▸ To do
Copy out each line of the data that holds the word "JSON".
[begin Data to use]
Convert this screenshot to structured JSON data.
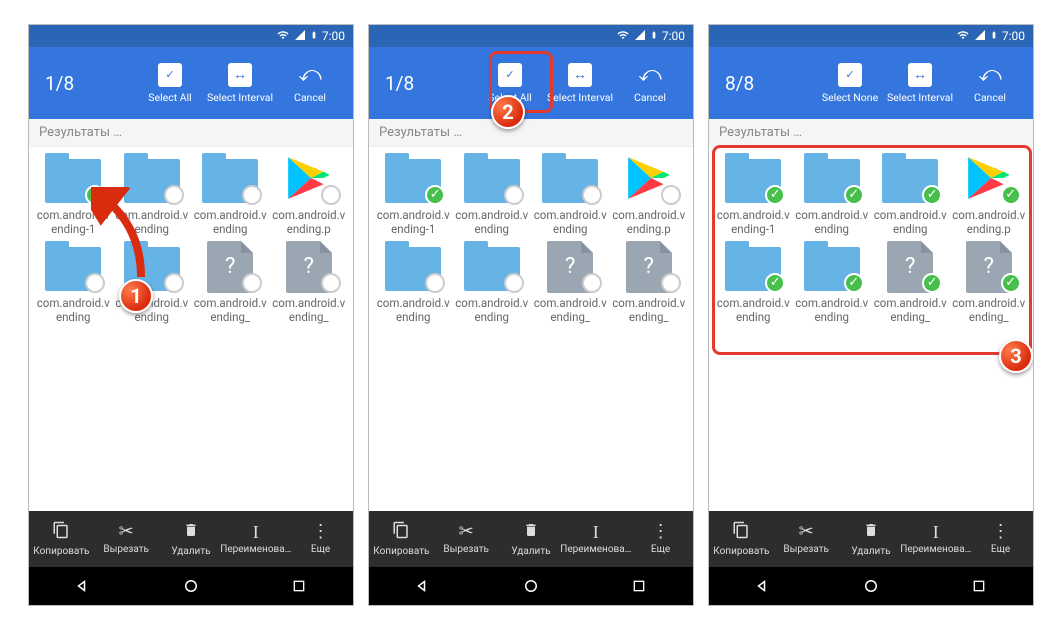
{
  "status": {
    "time": "7:00"
  },
  "toolbar": {
    "select_all": "Select All",
    "select_none": "Select None",
    "select_interval": "Select Interval",
    "cancel": "Cancel"
  },
  "breadcrumb": "Результаты …",
  "actions": {
    "copy": "Копировать",
    "cut": "Вырезать",
    "delete": "Удалить",
    "rename": "Переименова…",
    "more": "Еще"
  },
  "steps": {
    "s1": "1",
    "s2": "2",
    "s3": "3"
  },
  "screens": [
    {
      "counter": "1/8",
      "selectLabelKey": "select_all",
      "items": [
        {
          "name": "com.android.vending-1",
          "type": "folder",
          "selected": true
        },
        {
          "name": "com.android.vending",
          "type": "folder",
          "selected": false
        },
        {
          "name": "com.android.vending",
          "type": "folder",
          "selected": false
        },
        {
          "name": "com.android.vending.p",
          "type": "play",
          "selected": false
        },
        {
          "name": "com.android.vending",
          "type": "folder",
          "selected": false
        },
        {
          "name": "com.android.vending",
          "type": "folder",
          "selected": false
        },
        {
          "name": "com.android.vending_",
          "type": "doc",
          "selected": false
        },
        {
          "name": "com.android.vending_",
          "type": "doc",
          "selected": false
        }
      ]
    },
    {
      "counter": "1/8",
      "selectLabelKey": "select_all",
      "items": [
        {
          "name": "com.android.vending-1",
          "type": "folder",
          "selected": true
        },
        {
          "name": "com.android.vending",
          "type": "folder",
          "selected": false
        },
        {
          "name": "com.android.vending",
          "type": "folder",
          "selected": false
        },
        {
          "name": "com.android.vending.p",
          "type": "play",
          "selected": false
        },
        {
          "name": "com.android.vending",
          "type": "folder",
          "selected": false
        },
        {
          "name": "com.android.vending",
          "type": "folder",
          "selected": false
        },
        {
          "name": "com.android.vending_",
          "type": "doc",
          "selected": false
        },
        {
          "name": "com.android.vending_",
          "type": "doc",
          "selected": false
        }
      ]
    },
    {
      "counter": "8/8",
      "selectLabelKey": "select_none",
      "items": [
        {
          "name": "com.android.vending-1",
          "type": "folder",
          "selected": true
        },
        {
          "name": "com.android.vending",
          "type": "folder",
          "selected": true
        },
        {
          "name": "com.android.vending",
          "type": "folder",
          "selected": true
        },
        {
          "name": "com.android.vending.p",
          "type": "play",
          "selected": true
        },
        {
          "name": "com.android.vending",
          "type": "folder",
          "selected": true
        },
        {
          "name": "com.android.vending",
          "type": "folder",
          "selected": true
        },
        {
          "name": "com.android.vending_",
          "type": "doc",
          "selected": true
        },
        {
          "name": "com.android.vending_",
          "type": "doc",
          "selected": true
        }
      ]
    }
  ]
}
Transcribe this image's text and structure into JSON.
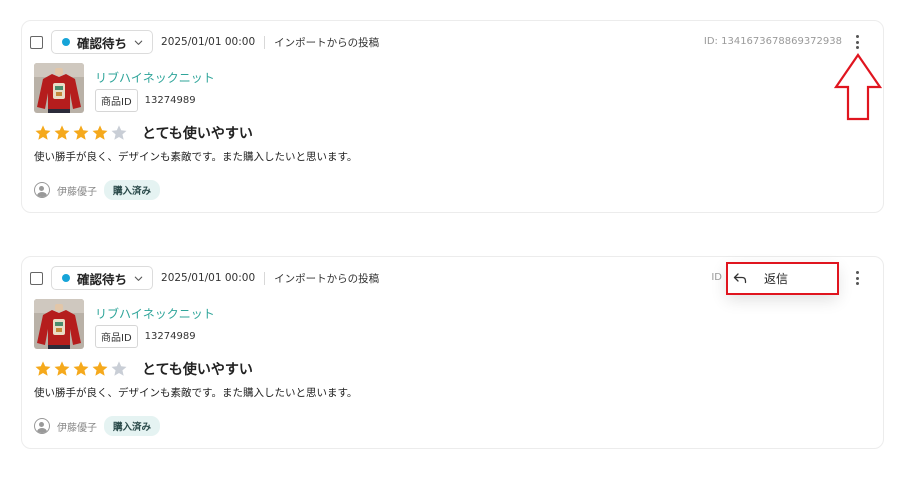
{
  "reviews": [
    {
      "status": "確認待ち",
      "date": "2025/01/01 00:00",
      "source": "インポートからの投稿",
      "id_text": "ID: 1341673678869372938",
      "product_name": "リブハイネックニット",
      "product_id_label": "商品ID",
      "product_id": "13274989",
      "rating": 4,
      "rating_max": 5,
      "title": "とても使いやすい",
      "body": "使い勝手が良く、デザインも素敵です。また購入したいと思います。",
      "user": "伊藤優子",
      "purchase_badge": "購入済み"
    },
    {
      "status": "確認待ち",
      "date": "2025/01/01 00:00",
      "source": "インポートからの投稿",
      "id_text": "ID",
      "product_name": "リブハイネックニット",
      "product_id_label": "商品ID",
      "product_id": "13274989",
      "rating": 4,
      "rating_max": 5,
      "title": "とても使いやすい",
      "body": "使い勝手が良く、デザインも素敵です。また購入したいと思います。",
      "user": "伊藤優子",
      "purchase_badge": "購入済み"
    }
  ],
  "popup_menu": {
    "reply_label": "返信",
    "reply_icon": "reply-arrow-icon"
  },
  "colors": {
    "status_dot": "#16a4d8",
    "product_link": "#2fa59a",
    "star_filled": "#f5a91c",
    "star_empty": "#c9ced6",
    "annotation_red": "#e0151f",
    "purchased_badge_bg": "#e5f3f2"
  },
  "icons": [
    "checkbox",
    "status-dot-icon",
    "chevron-down-icon",
    "more-vertical-icon",
    "star-icon",
    "user-avatar-icon",
    "reply-arrow-icon",
    "up-arrow-annotation-icon"
  ]
}
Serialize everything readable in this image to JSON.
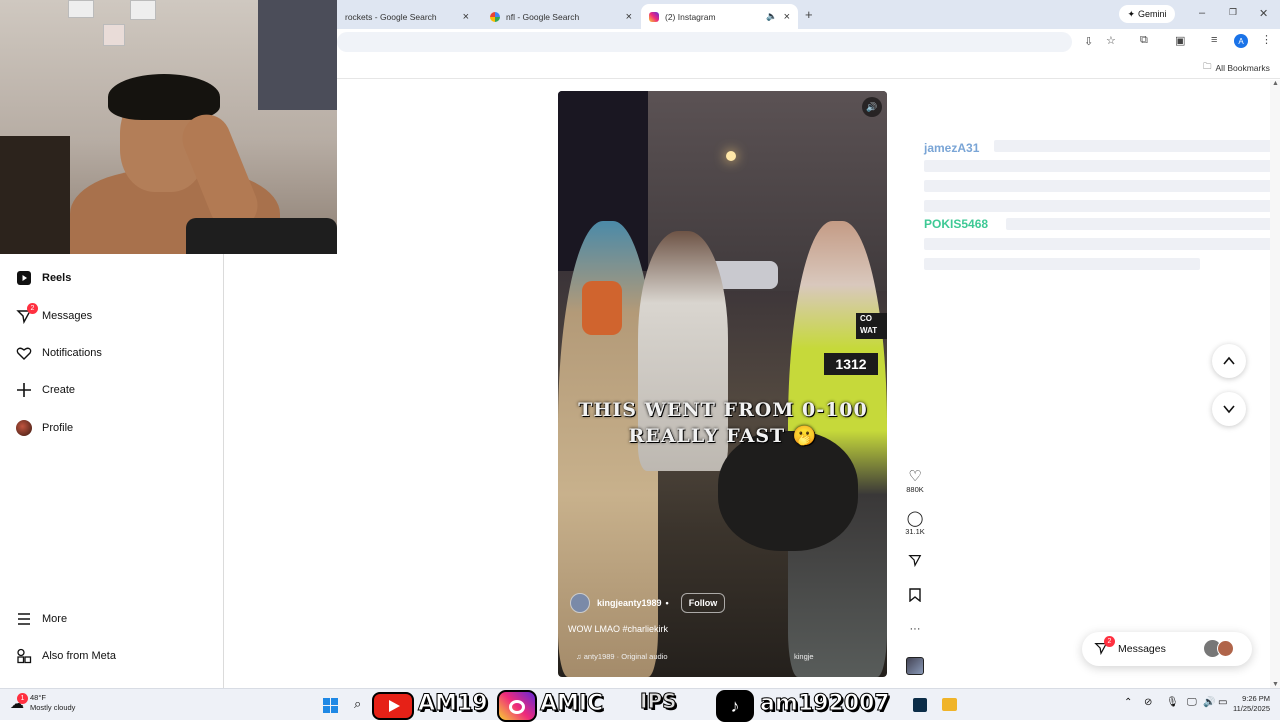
{
  "tabs": [
    {
      "title": "rockets - Google Search",
      "close": "×"
    },
    {
      "title": "nfl - Google Search",
      "close": "×"
    },
    {
      "title": "(2) Instagram",
      "close": "×"
    }
  ],
  "new_tab": "+",
  "gemini_label": "Gemini",
  "window_controls": {
    "minimize": "–",
    "restore": "❐",
    "close": "✕"
  },
  "profile_initial": "A",
  "bookmarks": {
    "all_bookmarks": "All Bookmarks"
  },
  "sidebar": {
    "items": [
      {
        "label": "Reels"
      },
      {
        "label": "Messages",
        "badge": "2"
      },
      {
        "label": "Notifications"
      },
      {
        "label": "Create"
      },
      {
        "label": "Profile"
      }
    ],
    "bottom": [
      {
        "label": "More"
      },
      {
        "label": "Also from Meta"
      }
    ]
  },
  "reel": {
    "caption": "THIS WENT FROM 0-100 REALLY FAST 🫢",
    "author": "kingjeanty1989",
    "follow": "Follow",
    "description": "WOW LMAO #charliekirk",
    "audio": "anty1989 · Original audio",
    "audio_tag": "kingje",
    "vest_text": "1312",
    "vest_word": "CO WAT"
  },
  "actions": {
    "likes": "880K",
    "comments": "31.1K",
    "more": "···"
  },
  "chat": [
    {
      "user": "jamezA31",
      "user_color": "#7aa5d6"
    },
    {
      "user": "POKIS5468",
      "user_color": "#3ec995"
    }
  ],
  "messages_pill": {
    "label": "Messages",
    "badge": "2"
  },
  "stream_overlay": {
    "name1": "AM19",
    "name2": "AMIC",
    "clips": "IPS",
    "name3": "am192007"
  },
  "taskbar": {
    "weather_temp": "48°F",
    "weather_desc": "Mostly cloudy",
    "weather_badge": "1",
    "time": "9:26 PM",
    "date": "11/25/2025"
  }
}
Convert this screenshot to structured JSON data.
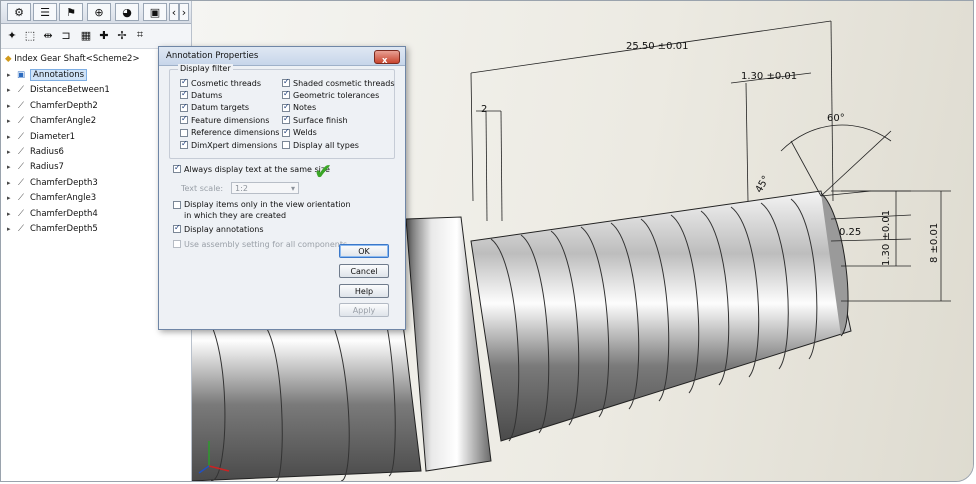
{
  "tree": {
    "root_label": "Index Gear Shaft<Scheme2>",
    "items": [
      {
        "label": "Annotations",
        "selected": true
      },
      {
        "label": "DistanceBetween1"
      },
      {
        "label": "ChamferDepth2"
      },
      {
        "label": "ChamferAngle2"
      },
      {
        "label": "Diameter1"
      },
      {
        "label": "Radius6"
      },
      {
        "label": "Radius7"
      },
      {
        "label": "ChamferDepth3"
      },
      {
        "label": "ChamferAngle3"
      },
      {
        "label": "ChamferDepth4"
      },
      {
        "label": "ChamferDepth5"
      }
    ]
  },
  "dialog": {
    "title": "Annotation Properties",
    "close_label": "x",
    "filter_group_label": "Display filter",
    "filters_left": [
      {
        "label": "Cosmetic threads",
        "checked": true
      },
      {
        "label": "Datums",
        "checked": true
      },
      {
        "label": "Datum targets",
        "checked": true
      },
      {
        "label": "Feature dimensions",
        "checked": true
      },
      {
        "label": "Reference dimensions",
        "checked": false
      },
      {
        "label": "DimXpert dimensions",
        "checked": true
      }
    ],
    "filters_right": [
      {
        "label": "Shaded cosmetic threads",
        "checked": true
      },
      {
        "label": "Geometric tolerances",
        "checked": true
      },
      {
        "label": "Notes",
        "checked": true
      },
      {
        "label": "Surface finish",
        "checked": true
      },
      {
        "label": "Welds",
        "checked": true
      },
      {
        "label": "Display all types",
        "checked": false
      }
    ],
    "always_same_size": "Always display text at the same size",
    "text_scale_label": "Text scale:",
    "text_scale_value": "1:2",
    "display_view_orientation": "Display items only in the view orientation in which they are created",
    "display_annotations": "Display annotations",
    "use_assembly": "Use assembly setting for all components",
    "ok": "OK",
    "cancel": "Cancel",
    "help": "Help",
    "apply": "Apply"
  },
  "dimensions": {
    "overall_length": "25.50 ±0.01",
    "thread_start": "1.30 ±0.01",
    "angle": "60°",
    "chamfer_angle": "45°",
    "groove": "2",
    "depth": "0.25",
    "height_small": "1.30 ±0.01",
    "height_large": "8 ±0.01"
  },
  "colors": {
    "accent": "#3b78c9",
    "check_green": "#3aa626",
    "close_red": "#c9452f"
  }
}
[end Data to use]
▸ Problem solution
Convert this screenshot to structured JSON data.
Transcribe this image's text and structure into JSON.
Serialize everything readable in this image to JSON.
Convert this screenshot to structured JSON data.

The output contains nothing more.